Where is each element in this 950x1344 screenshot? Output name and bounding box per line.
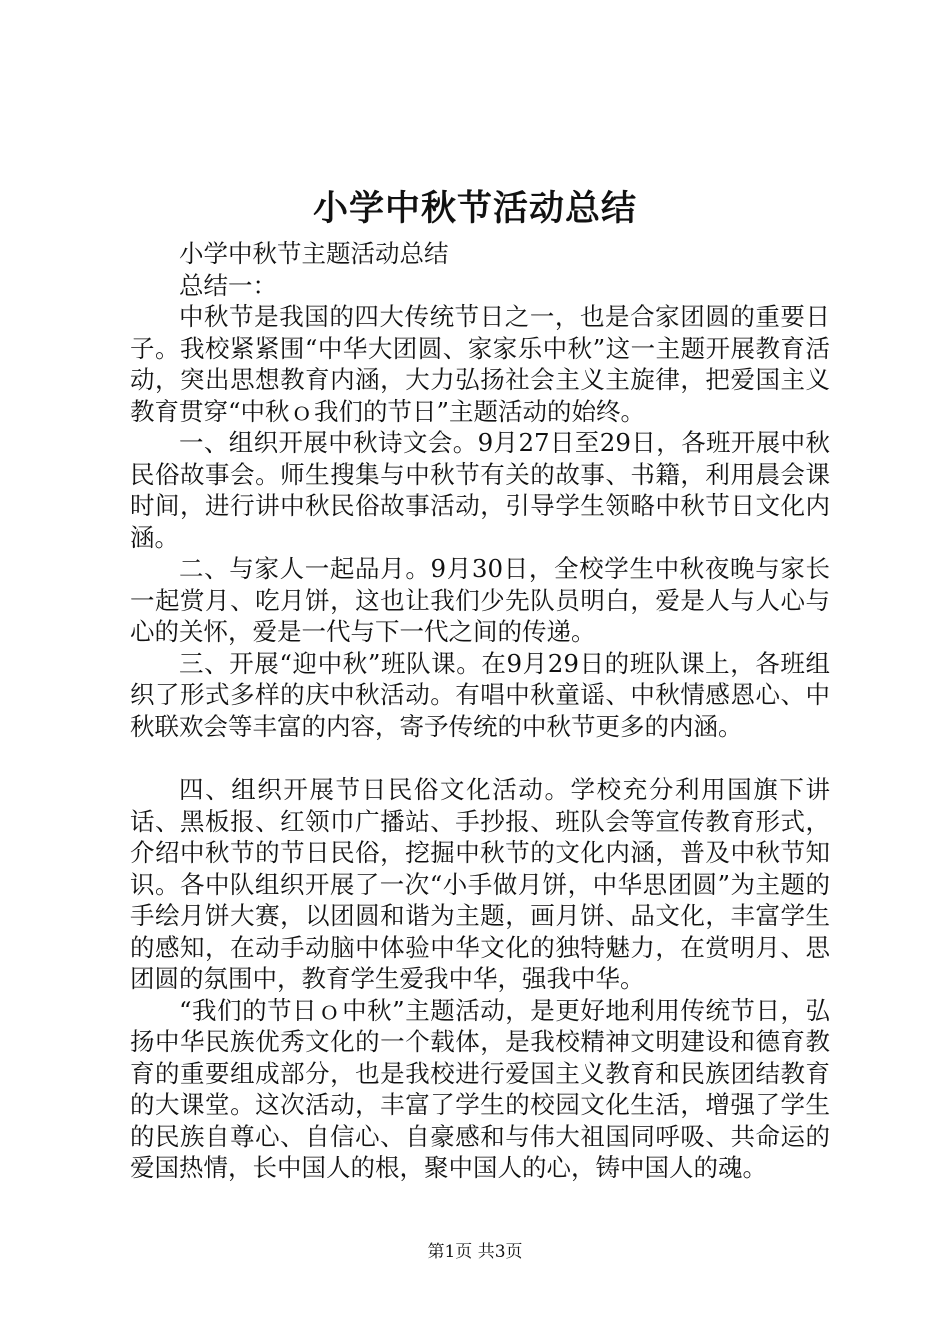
activity-3-paragraph: 三、开展“迎中秋”班队课。在9月29日的班队课上，各班组织了形式多样的庆中秋活动。有唱中秋童谣、中秋情感恩心、中秋联欢会等丰富的内容，寄予传统的中秋节更多的内涵。	[130, 648, 830, 741]
page-footer: 第1页 共3页	[427, 1242, 523, 1262]
activity-1-paragraph: 一、组织开展中秋诗文会。9月27日至29日，各班开展中秋民俗故事会。师生搜集与中秋节有关的故事、书籍，利用晨会课时间，进行讲中秋民俗故事活动，引导学生领略中秋节日文化内涵。	[130, 428, 830, 552]
conclusion-paragraph: “我们的节日ｏ中秋”主题活动，是更好地利用传统节日，弘扬中华民族优秀文化的一个载体，是我校精神文明建设和德育教育的重要组成部分，也是我校进行爱国主义教育和民族团结教育的大课堂。这次活动，丰富了学生的校园文化生活，增强了学生的民族自尊心、自信心、自豪感和与伟大祖国同呼吸、共命运的爱国热情，长中国人的根，聚中国人的心，铸中国人的魂。	[130, 995, 830, 1182]
intro-paragraph: 中秋节是我国的四大传统节日之一，也是合家团圆的重要日子。我校紧紧围“中华大团圆、家家乐中秋”这一主题开展教育活动，突出思想教育内涵，大力弘扬社会主义主旋律，把爱国主义教育贯穿“中秋ｏ我们的节日”主题活动的始终。	[130, 302, 830, 426]
activity-4-paragraph: 四、组织开展节日民俗文化活动。学校充分利用国旗下讲话、黑板报、红领巾广播站、手抄报、班队会等宣传教育形式，介绍中秋节的节日民俗，挖掘中秋节的文化内涵，普及中秋节知识。各中队组织开展了一次“小手做月饼，中华思团圆”为主题的手绘月饼大赛，以团圆和谐为主题，画月饼、品文化，丰富学生的感知，在动手动脑中体验中华文化的独特魅力，在赏明月、思团圆的氛围中，教育学生爱我中华，强我中华。	[130, 775, 830, 993]
activity-2-paragraph: 二、与家人一起品月。9月30日，全校学生中秋夜晚与家长一起赏月、吃月饼，这也让我们少先队员明白，爱是人与人心与心的关怀，爱是一代与下一代之间的传递。	[130, 554, 830, 646]
document-title: 小学中秋节活动总结	[312, 188, 637, 229]
subtitle-paragraph: 小学中秋节主题活动总结	[179, 239, 449, 268]
section-label-paragraph: 总结一：	[179, 270, 277, 300]
document-body	[130, 238, 830, 1184]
::::::::
- _Exercise objective_
Revise all of the lines above so that "screenshot" becomes "page image", keeping everything else identical. Leave the picture out of your answer.

- _Solution for this task_
Where is each element in this 950x1344 page image? Output name and bounding box per line.
activity-3-paragraph: 三、开展“迎中秋”班队课。在9月29日的班队课上，各班组织了形式多样的庆中秋活动。有唱中秋童谣、中秋情感恩心、中秋联欢会等丰富的内容，寄予传统的中秋节更多的内涵。	[130, 648, 830, 741]
page-footer: 第1页 共3页	[427, 1242, 523, 1262]
activity-1-paragraph: 一、组织开展中秋诗文会。9月27日至29日，各班开展中秋民俗故事会。师生搜集与中秋节有关的故事、书籍，利用晨会课时间，进行讲中秋民俗故事活动，引导学生领略中秋节日文化内涵。	[130, 428, 830, 552]
conclusion-paragraph: “我们的节日ｏ中秋”主题活动，是更好地利用传统节日，弘扬中华民族优秀文化的一个载体，是我校精神文明建设和德育教育的重要组成部分，也是我校进行爱国主义教育和民族团结教育的大课堂。这次活动，丰富了学生的校园文化生活，增强了学生的民族自尊心、自信心、自豪感和与伟大祖国同呼吸、共命运的爱国热情，长中国人的根，聚中国人的心，铸中国人的魂。	[130, 995, 830, 1182]
intro-paragraph: 中秋节是我国的四大传统节日之一，也是合家团圆的重要日子。我校紧紧围“中华大团圆、家家乐中秋”这一主题开展教育活动，突出思想教育内涵，大力弘扬社会主义主旋律，把爱国主义教育贯穿“中秋ｏ我们的节日”主题活动的始终。	[130, 302, 830, 426]
activity-4-paragraph: 四、组织开展节日民俗文化活动。学校充分利用国旗下讲话、黑板报、红领巾广播站、手抄报、班队会等宣传教育形式，介绍中秋节的节日民俗，挖掘中秋节的文化内涵，普及中秋节知识。各中队组织开展了一次“小手做月饼，中华思团圆”为主题的手绘月饼大赛，以团圆和谐为主题，画月饼、品文化，丰富学生的感知，在动手动脑中体验中华文化的独特魅力，在赏明月、思团圆的氛围中，教育学生爱我中华，强我中华。	[130, 775, 830, 993]
activity-2-paragraph: 二、与家人一起品月。9月30日，全校学生中秋夜晚与家长一起赏月、吃月饼，这也让我们少先队员明白，爱是人与人心与心的关怀，爱是一代与下一代之间的传递。	[130, 554, 830, 646]
document-title: 小学中秋节活动总结	[312, 188, 637, 229]
subtitle-paragraph: 小学中秋节主题活动总结	[179, 239, 449, 268]
section-label-paragraph: 总结一：	[179, 270, 277, 300]
document-body	[130, 238, 830, 1184]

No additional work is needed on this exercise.